**Provided records**.
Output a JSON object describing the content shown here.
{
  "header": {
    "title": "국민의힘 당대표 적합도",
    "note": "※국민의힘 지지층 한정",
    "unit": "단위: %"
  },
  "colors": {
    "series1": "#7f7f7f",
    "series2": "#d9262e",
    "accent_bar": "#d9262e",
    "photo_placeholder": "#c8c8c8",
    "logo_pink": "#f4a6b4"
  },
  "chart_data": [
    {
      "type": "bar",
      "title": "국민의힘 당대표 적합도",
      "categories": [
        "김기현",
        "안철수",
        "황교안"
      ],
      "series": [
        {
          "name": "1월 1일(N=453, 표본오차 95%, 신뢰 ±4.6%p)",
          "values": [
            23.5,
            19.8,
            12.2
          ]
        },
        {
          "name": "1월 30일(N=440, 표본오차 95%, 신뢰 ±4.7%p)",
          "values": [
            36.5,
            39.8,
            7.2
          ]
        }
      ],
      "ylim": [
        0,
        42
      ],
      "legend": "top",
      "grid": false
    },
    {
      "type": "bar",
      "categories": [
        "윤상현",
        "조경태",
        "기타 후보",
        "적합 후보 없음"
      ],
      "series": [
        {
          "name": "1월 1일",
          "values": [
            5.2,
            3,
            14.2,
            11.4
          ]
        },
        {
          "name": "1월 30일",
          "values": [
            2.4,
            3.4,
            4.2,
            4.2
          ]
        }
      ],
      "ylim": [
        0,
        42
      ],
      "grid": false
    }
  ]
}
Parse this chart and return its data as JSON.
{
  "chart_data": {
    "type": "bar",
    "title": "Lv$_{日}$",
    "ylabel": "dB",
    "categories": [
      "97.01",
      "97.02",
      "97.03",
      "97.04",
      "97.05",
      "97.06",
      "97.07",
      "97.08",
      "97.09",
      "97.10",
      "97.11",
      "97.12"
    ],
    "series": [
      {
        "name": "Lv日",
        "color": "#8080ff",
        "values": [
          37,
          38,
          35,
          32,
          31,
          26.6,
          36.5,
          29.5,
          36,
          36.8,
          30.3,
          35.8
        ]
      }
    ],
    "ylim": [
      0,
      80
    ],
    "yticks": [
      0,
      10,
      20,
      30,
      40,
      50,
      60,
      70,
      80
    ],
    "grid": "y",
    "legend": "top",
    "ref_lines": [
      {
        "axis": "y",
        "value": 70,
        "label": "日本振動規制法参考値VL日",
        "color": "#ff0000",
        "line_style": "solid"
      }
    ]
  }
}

**Objective**.
Return all lines containing "title".

**Written response**.
    "title": "국민의힘 당대표 적합도",
      "title": "국민의힘 당대표 적합도",
    "title": "Lv$_{日}$",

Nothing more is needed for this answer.